__WORK REQUIRED__.
Find every line in the records below that holds the word "reset" and copy it.

◇ ◇ ◇ ◇ ◇ ◇ ◇

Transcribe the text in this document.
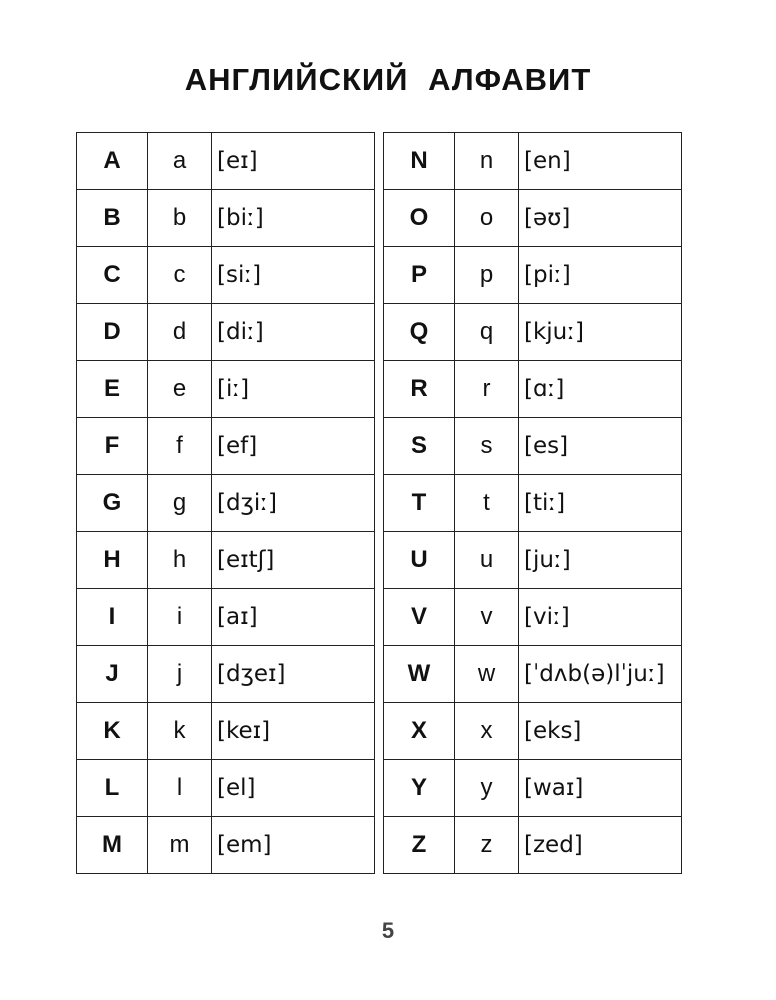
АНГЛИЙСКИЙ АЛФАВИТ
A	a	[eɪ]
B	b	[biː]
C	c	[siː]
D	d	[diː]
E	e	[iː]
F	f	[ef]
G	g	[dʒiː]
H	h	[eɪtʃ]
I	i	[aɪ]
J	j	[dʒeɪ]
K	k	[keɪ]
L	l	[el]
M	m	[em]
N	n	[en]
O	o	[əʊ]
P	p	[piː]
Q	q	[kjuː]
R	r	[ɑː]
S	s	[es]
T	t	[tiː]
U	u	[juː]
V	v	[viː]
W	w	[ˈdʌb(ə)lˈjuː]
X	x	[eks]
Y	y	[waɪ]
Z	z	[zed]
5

◇ ◇ ◇ ◇ ◇ ◇ ◇

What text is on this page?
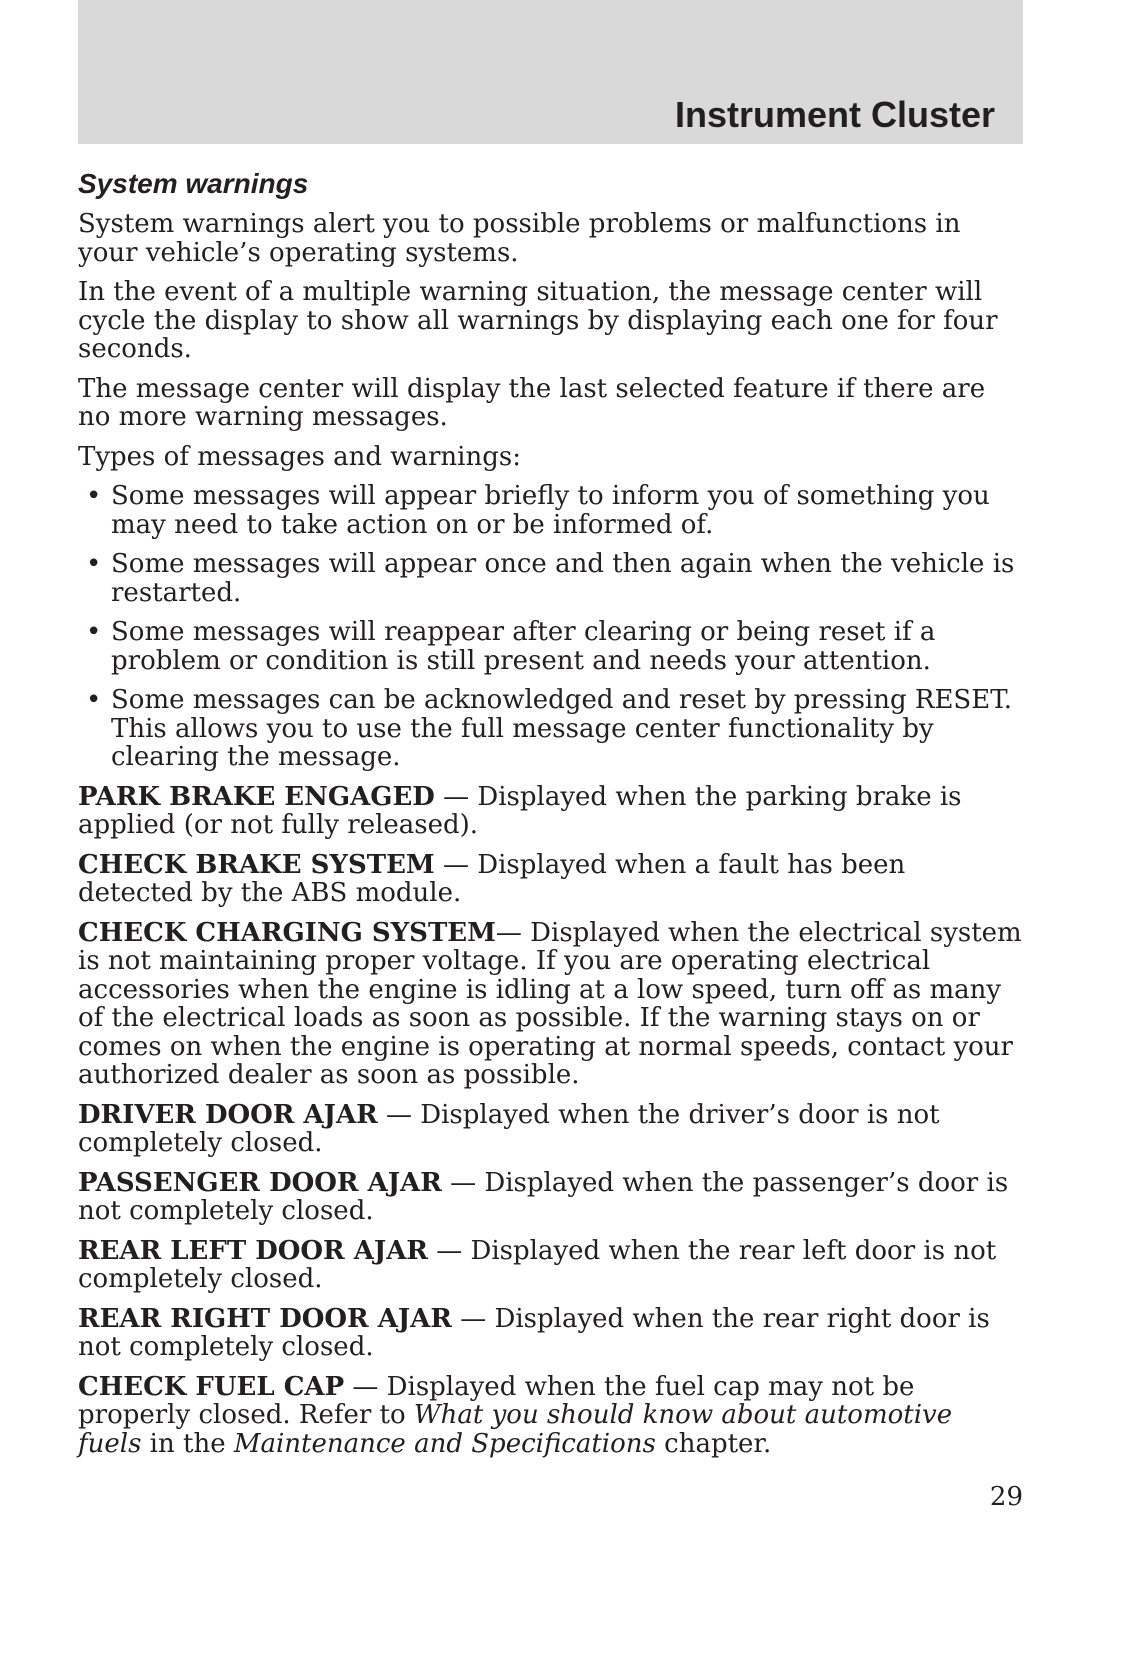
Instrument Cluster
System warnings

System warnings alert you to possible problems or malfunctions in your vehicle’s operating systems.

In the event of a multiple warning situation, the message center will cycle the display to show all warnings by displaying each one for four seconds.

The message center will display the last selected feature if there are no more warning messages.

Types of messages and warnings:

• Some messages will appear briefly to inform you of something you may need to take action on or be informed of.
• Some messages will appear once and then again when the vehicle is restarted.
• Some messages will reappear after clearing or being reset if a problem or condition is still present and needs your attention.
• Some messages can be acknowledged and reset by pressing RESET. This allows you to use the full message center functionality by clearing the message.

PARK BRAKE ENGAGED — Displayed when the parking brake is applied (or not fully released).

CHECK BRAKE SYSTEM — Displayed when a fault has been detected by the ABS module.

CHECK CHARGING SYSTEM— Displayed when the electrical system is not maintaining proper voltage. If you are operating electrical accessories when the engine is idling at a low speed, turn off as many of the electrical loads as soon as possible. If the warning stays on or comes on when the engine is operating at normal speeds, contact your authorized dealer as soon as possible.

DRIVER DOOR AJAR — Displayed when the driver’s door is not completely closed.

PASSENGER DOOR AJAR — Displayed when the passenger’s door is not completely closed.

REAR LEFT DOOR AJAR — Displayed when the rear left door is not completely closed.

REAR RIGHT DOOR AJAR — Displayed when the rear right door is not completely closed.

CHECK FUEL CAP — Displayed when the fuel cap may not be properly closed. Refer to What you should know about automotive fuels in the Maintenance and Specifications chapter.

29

◇ ◇ ◇ ◇ ◇ ◇ ◇

__FINISHED ANSWER__.
• Some messages will reappear after clearing or being reset if a problem or condition is still present and needs your attention.
• Some messages can be acknowledged and reset by pressing RESET. This allows you to use the full message center functionality by clearing the message.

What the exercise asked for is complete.